▼

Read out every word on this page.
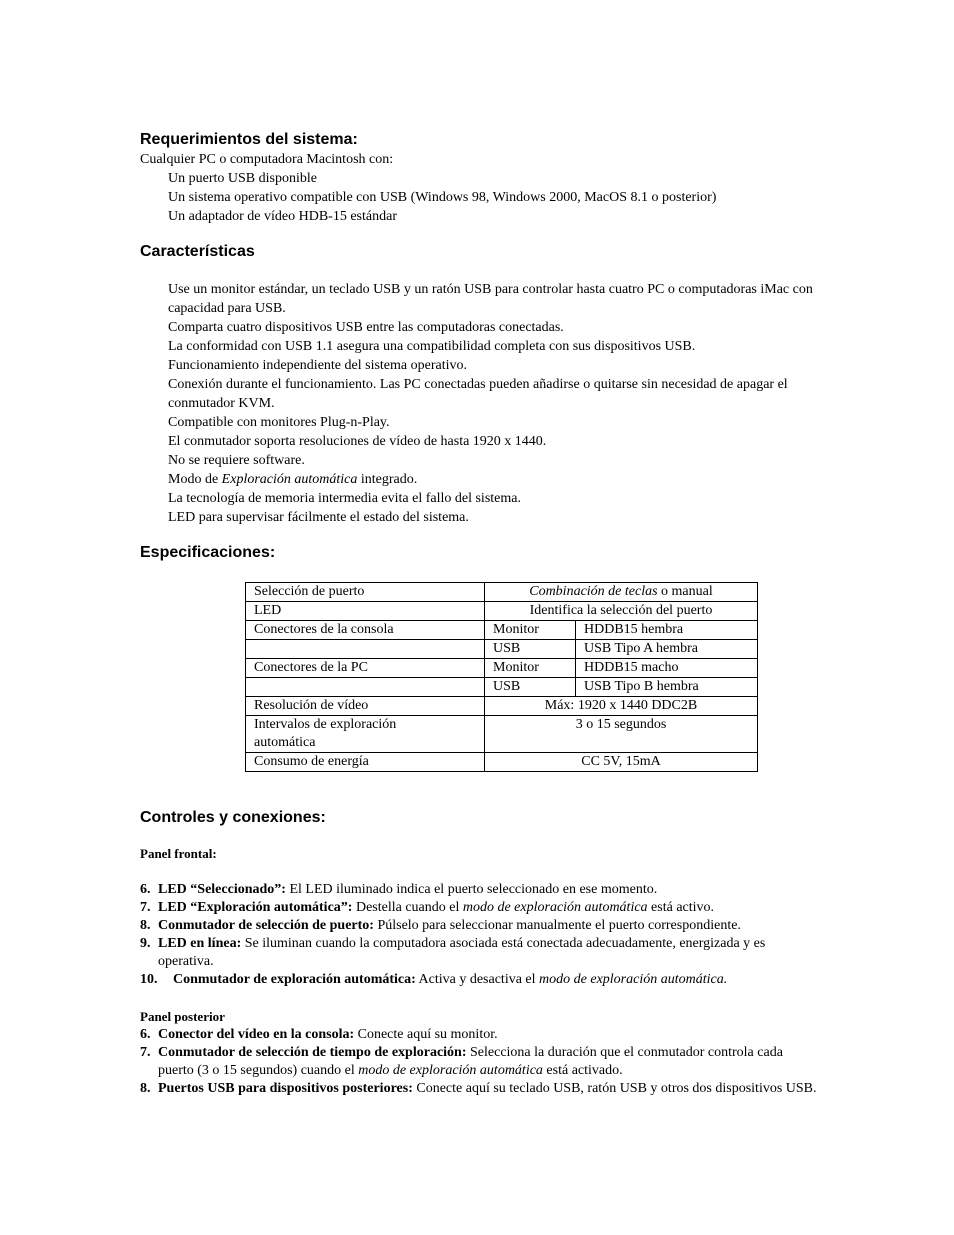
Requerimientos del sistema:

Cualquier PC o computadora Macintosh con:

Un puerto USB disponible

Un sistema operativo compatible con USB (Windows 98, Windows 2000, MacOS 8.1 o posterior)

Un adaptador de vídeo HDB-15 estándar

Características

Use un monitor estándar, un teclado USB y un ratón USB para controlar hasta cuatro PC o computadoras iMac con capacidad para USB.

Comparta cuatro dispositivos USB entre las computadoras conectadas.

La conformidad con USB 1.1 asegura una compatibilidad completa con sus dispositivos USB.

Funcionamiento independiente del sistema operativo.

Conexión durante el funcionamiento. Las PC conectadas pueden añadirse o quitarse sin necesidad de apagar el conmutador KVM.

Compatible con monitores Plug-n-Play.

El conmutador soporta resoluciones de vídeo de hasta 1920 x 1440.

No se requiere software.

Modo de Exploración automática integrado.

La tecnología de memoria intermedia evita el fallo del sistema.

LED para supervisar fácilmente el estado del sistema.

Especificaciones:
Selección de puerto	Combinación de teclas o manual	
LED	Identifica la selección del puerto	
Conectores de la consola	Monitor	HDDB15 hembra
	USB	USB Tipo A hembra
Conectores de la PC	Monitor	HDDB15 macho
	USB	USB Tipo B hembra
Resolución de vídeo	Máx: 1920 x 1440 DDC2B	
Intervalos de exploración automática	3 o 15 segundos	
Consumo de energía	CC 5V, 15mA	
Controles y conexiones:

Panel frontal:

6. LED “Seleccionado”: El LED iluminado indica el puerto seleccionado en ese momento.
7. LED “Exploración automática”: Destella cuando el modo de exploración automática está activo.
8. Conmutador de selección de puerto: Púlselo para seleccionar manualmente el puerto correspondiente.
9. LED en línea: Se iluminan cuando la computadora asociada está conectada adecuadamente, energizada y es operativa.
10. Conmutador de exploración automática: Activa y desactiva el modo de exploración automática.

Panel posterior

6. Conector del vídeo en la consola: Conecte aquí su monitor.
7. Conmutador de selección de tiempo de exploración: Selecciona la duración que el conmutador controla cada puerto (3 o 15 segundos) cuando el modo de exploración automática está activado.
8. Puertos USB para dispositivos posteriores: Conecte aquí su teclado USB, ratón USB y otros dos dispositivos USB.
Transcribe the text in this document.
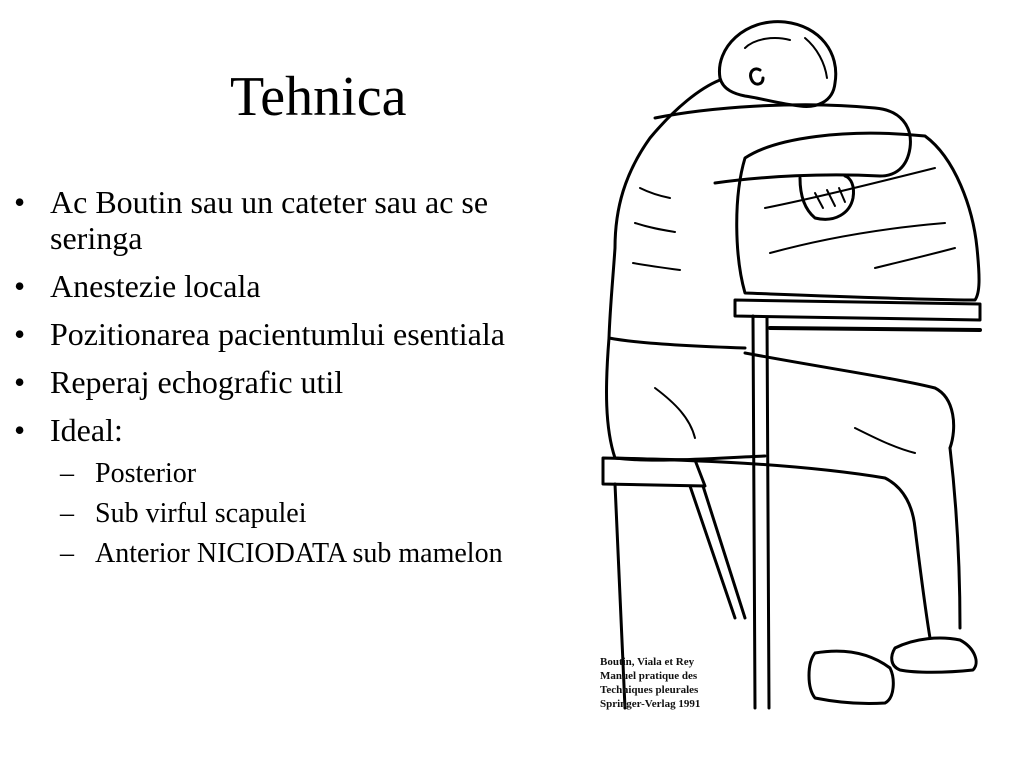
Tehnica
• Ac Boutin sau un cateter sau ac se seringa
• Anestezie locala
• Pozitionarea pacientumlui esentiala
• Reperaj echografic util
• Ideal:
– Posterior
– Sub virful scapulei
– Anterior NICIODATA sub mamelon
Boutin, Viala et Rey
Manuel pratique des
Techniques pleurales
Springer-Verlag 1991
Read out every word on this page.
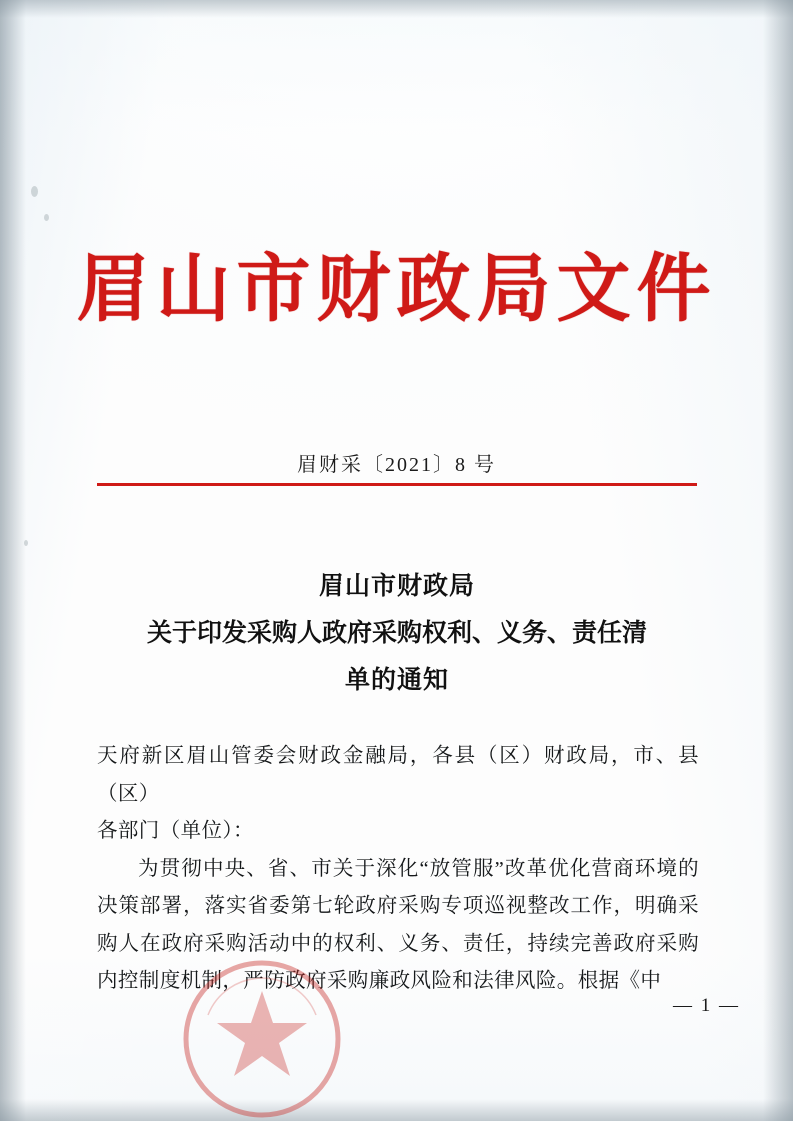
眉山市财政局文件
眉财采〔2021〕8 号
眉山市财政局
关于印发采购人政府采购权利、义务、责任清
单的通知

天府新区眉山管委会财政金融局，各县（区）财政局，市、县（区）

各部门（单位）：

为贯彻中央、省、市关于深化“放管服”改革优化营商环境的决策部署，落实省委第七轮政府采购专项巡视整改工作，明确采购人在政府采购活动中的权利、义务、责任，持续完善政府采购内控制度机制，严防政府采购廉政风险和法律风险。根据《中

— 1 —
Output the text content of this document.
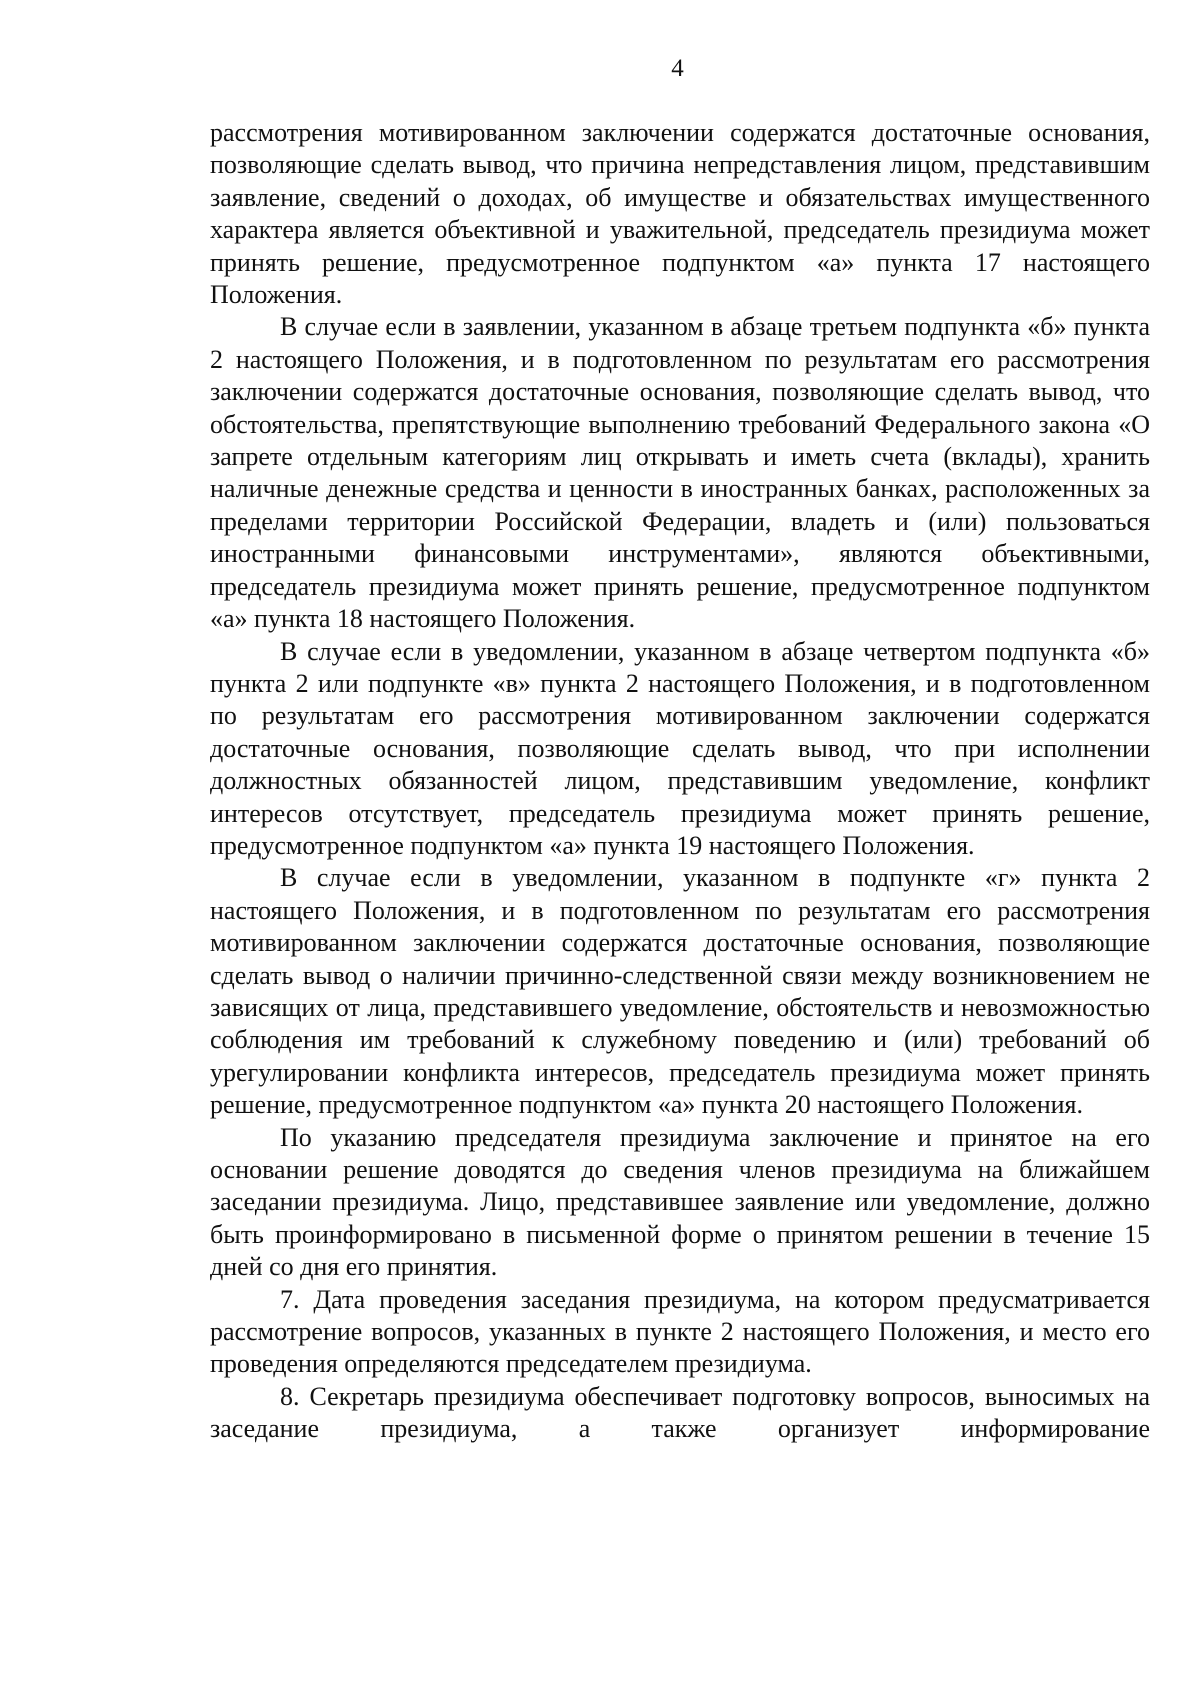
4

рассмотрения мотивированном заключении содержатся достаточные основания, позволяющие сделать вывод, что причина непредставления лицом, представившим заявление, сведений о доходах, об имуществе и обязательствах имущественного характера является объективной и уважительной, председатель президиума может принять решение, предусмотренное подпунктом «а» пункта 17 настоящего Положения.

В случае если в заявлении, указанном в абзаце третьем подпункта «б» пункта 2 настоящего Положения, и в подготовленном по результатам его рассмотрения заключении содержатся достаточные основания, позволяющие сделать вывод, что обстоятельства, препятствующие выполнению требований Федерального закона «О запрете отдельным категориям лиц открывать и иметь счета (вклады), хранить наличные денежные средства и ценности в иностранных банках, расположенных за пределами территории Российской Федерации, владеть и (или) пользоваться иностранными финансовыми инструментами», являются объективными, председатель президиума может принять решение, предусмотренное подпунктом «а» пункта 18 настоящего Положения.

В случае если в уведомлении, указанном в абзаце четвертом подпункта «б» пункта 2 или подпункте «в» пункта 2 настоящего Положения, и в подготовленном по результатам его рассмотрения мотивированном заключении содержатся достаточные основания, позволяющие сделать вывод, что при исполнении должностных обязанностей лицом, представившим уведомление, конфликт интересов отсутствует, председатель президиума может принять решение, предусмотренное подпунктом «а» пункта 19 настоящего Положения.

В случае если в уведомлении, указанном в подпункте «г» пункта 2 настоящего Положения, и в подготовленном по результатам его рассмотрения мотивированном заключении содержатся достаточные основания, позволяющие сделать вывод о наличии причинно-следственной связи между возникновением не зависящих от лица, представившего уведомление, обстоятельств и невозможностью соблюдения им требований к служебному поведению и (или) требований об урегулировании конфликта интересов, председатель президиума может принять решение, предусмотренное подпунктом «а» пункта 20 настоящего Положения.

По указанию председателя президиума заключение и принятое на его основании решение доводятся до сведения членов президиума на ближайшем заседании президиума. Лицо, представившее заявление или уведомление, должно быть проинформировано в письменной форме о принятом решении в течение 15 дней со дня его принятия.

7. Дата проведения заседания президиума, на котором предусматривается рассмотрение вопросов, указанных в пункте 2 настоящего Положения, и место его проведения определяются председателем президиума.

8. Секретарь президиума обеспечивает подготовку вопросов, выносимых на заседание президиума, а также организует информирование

▲

__Written problem__
Omit each picture, then return all of the listing exactly as it stands.

__Exercise result__
Read out every word on this page.
Requerimientos del sistema:

Cualquier PC o computadora Macintosh con:

Un puerto USB disponible

Un sistema operativo compatible con USB (Windows 98, Windows 2000, MacOS 8.1 o posterior)

Un adaptador de vídeo HDB-15 estándar

Características

Use un monitor estándar, un teclado USB y un ratón USB para controlar hasta cuatro PC o computadoras iMac con capacidad para USB.

Comparta cuatro dispositivos USB entre las computadoras conectadas.

La conformidad con USB 1.1 asegura una compatibilidad completa con sus dispositivos USB.

Funcionamiento independiente del sistema operativo.

Conexión durante el funcionamiento. Las PC conectadas pueden añadirse o quitarse sin necesidad de apagar el conmutador KVM.

Compatible con monitores Plug-n-Play.

El conmutador soporta resoluciones de vídeo de hasta 1920 x 1440.

No se requiere software.

Modo de Exploración automática integrado.

La tecnología de memoria intermedia evita el fallo del sistema.

LED para supervisar fácilmente el estado del sistema.

Especificaciones:
Selección de puerto	Combinación de teclas o manual	
LED	Identifica la selección del puerto	
Conectores de la consola	Monitor	HDDB15 hembra
	USB	USB Tipo A hembra
Conectores de la PC	Monitor	HDDB15 macho
	USB	USB Tipo B hembra
Resolución de vídeo	Máx: 1920 x 1440 DDC2B	
Intervalos de exploración automática	3 o 15 segundos	
Consumo de energía	CC 5V, 15mA	
Controles y conexiones:

Panel frontal:

6. LED “Seleccionado”: El LED iluminado indica el puerto seleccionado en ese momento.
7. LED “Exploración automática”: Destella cuando el modo de exploración automática está activo.
8. Conmutador de selección de puerto: Púlselo para seleccionar manualmente el puerto correspondiente.
9. LED en línea: Se iluminan cuando la computadora asociada está conectada adecuadamente, energizada y es operativa.
10. Conmutador de exploración automática: Activa y desactiva el modo de exploración automática.

Panel posterior

6. Conector del vídeo en la consola: Conecte aquí su monitor.
7. Conmutador de selección de tiempo de exploración: Selecciona la duración que el conmutador controla cada puerto (3 o 15 segundos) cuando el modo de exploración automática está activado.
8. Puertos USB para dispositivos posteriores: Conecte aquí su teclado USB, ratón USB y otros dos dispositivos USB.
Transcribe the text in this document.
Tehnica
• Ac Boutin sau un cateter sau ac se seringa
• Anestezie locala
• Pozitionarea pacientumlui esentiala
• Reperaj echografic util
• Ideal:
– Posterior
– Sub virful scapulei
– Anterior NICIODATA sub mamelon
Boutin, Viala et Rey
Manuel pratique des
Techniques pleurales
Springer-Verlag 1991
Read out every word on this page.
眉山市财政局文件
眉财采〔2021〕8 号
眉山市财政局
关于印发采购人政府采购权利、义务、责任清
单的通知

天府新区眉山管委会财政金融局，各县（区）财政局，市、县（区）

各部门（单位）：

为贯彻中央、省、市关于深化“放管服”改革优化营商环境的决策部署，落实省委第七轮政府采购专项巡视整改工作，明确采购人在政府采购活动中的权利、义务、责任，持续完善政府采购内控制度机制，严防政府采购廉政风险和法律风险。根据《中

— 1 —
Output the text content of this document.
4

рассмотрения мотивированном заключении содержатся достаточные основания, позволяющие сделать вывод, что причина непредставления лицом, представившим заявление, сведений о доходах, об имуществе и обязательствах имущественного характера является объективной и уважительной, председатель президиума может принять решение, предусмотренное подпунктом «а» пункта 17 настоящего Положения.

В случае если в заявлении, указанном в абзаце третьем подпункта «б» пункта 2 настоящего Положения, и в подготовленном по результатам его рассмотрения заключении содержатся достаточные основания, позволяющие сделать вывод, что обстоятельства, препятствующие выполнению требований Федерального закона «О запрете отдельным категориям лиц открывать и иметь счета (вклады), хранить наличные денежные средства и ценности в иностранных банках, расположенных за пределами территории Российской Федерации, владеть и (или) пользоваться иностранными финансовыми инструментами», являются объективными, председатель президиума может принять решение, предусмотренное подпунктом «а» пункта 18 настоящего Положения.

В случае если в уведомлении, указанном в абзаце четвертом подпункта «б» пункта 2 или подпункте «в» пункта 2 настоящего Положения, и в подготовленном по результатам его рассмотрения мотивированном заключении содержатся достаточные основания, позволяющие сделать вывод, что при исполнении должностных обязанностей лицом, представившим уведомление, конфликт интересов отсутствует, председатель президиума может принять решение, предусмотренное подпунктом «а» пункта 19 настоящего Положения.

В случае если в уведомлении, указанном в подпункте «г» пункта 2 настоящего Положения, и в подготовленном по результатам его рассмотрения мотивированном заключении содержатся достаточные основания, позволяющие сделать вывод о наличии причинно-следственной связи между возникновением не зависящих от лица, представившего уведомление, обстоятельств и невозможностью соблюдения им требований к служебному поведению и (или) требований об урегулировании конфликта интересов, председатель президиума может принять решение, предусмотренное подпунктом «а» пункта 20 настоящего Положения.

По указанию председателя президиума заключение и принятое на его основании решение доводятся до сведения членов президиума на ближайшем заседании президиума. Лицо, представившее заявление или уведомление, должно быть проинформировано в письменной форме о принятом решении в течение 15 дней со дня его принятия.

7. Дата проведения заседания президиума, на котором предусматривается рассмотрение вопросов, указанных в пункте 2 настоящего Положения, и место его проведения определяются председателем президиума.

8. Секретарь президиума обеспечивает подготовку вопросов, выносимых на заседание президиума, а также организует информирование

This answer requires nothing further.